↓

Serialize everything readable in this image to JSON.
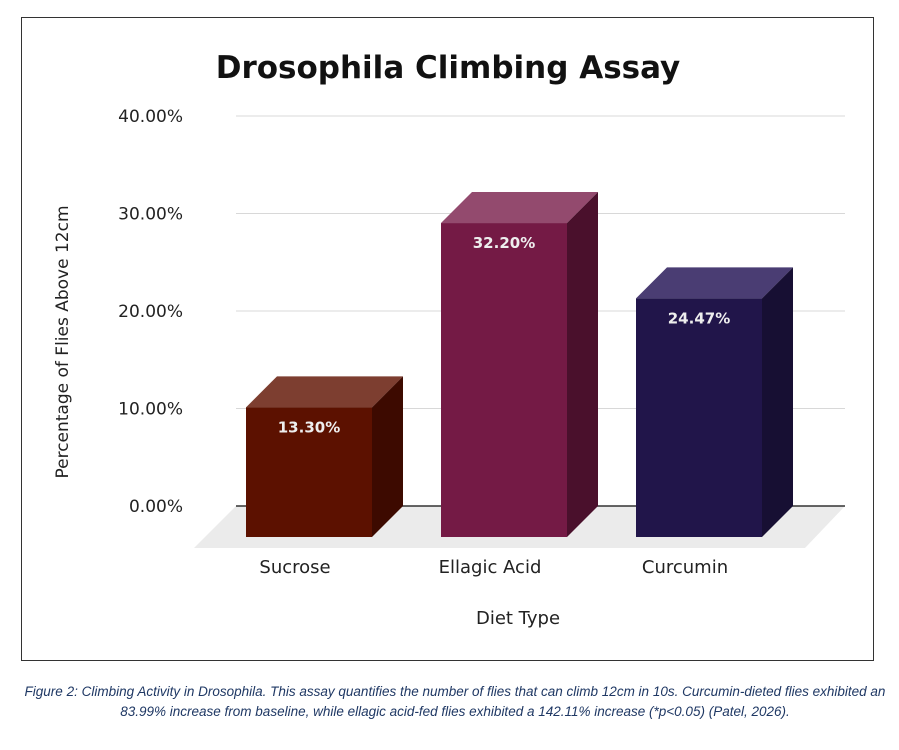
{
  "chart_data": {
    "type": "bar",
    "style": "3d",
    "title": "Drosophila Climbing Assay",
    "xlabel": "Diet Type",
    "ylabel": "Percentage of Flies Above 12cm",
    "ylim": [
      0,
      40
    ],
    "yticks": [
      "0.00%",
      "10.00%",
      "20.00%",
      "30.00%",
      "40.00%"
    ],
    "grid": true,
    "categories": [
      "Sucrose",
      "Ellagic Acid",
      "Curcumin"
    ],
    "values": [
      13.3,
      32.2,
      24.47
    ],
    "data_labels": [
      "13.30%",
      "32.20%",
      "24.47%"
    ],
    "colors": [
      {
        "front": "#5c1100",
        "side": "#3d0a00",
        "top": "#7d3e30"
      },
      {
        "front": "#741a45",
        "side": "#4a102c",
        "top": "#934a6e"
      },
      {
        "front": "#21154a",
        "side": "#170f33",
        "top": "#4a3d73"
      }
    ]
  },
  "caption": "Figure 2: Climbing Activity in Drosophila. This assay quantifies the number of flies that can climb 12cm in 10s. Curcumin-dieted flies exhibited an 83.99% increase from baseline, while ellagic acid-fed flies exhibited a 142.11% increase (*p<0.05) (Patel, 2026)."
}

↑

### EXERCISE GOAL
Every line of the data should be transcribed exactly. Omit the images.

### WRITTEN RESPONSE
Serialize everything readable in this image to JSON.
{
  "chart_data": {
    "type": "bar",
    "style": "3d",
    "title": "Drosophila Climbing Assay",
    "xlabel": "Diet Type",
    "ylabel": "Percentage of Flies Above 12cm",
    "ylim": [
      0,
      40
    ],
    "yticks": [
      "0.00%",
      "10.00%",
      "20.00%",
      "30.00%",
      "40.00%"
    ],
    "grid": true,
    "categories": [
      "Sucrose",
      "Ellagic Acid",
      "Curcumin"
    ],
    "values": [
      13.3,
      32.2,
      24.47
    ],
    "data_labels": [
      "13.30%",
      "32.20%",
      "24.47%"
    ],
    "colors": [
      {
        "front": "#5c1100",
        "side": "#3d0a00",
        "top": "#7d3e30"
      },
      {
        "front": "#741a45",
        "side": "#4a102c",
        "top": "#934a6e"
      },
      {
        "front": "#21154a",
        "side": "#170f33",
        "top": "#4a3d73"
      }
    ]
  },
  "caption": "Figure 2: Climbing Activity in Drosophila. This assay quantifies the number of flies that can climb 12cm in 10s. Curcumin-dieted flies exhibited an 83.99% increase from baseline, while ellagic acid-fed flies exhibited a 142.11% increase (*p<0.05) (Patel, 2026)."
}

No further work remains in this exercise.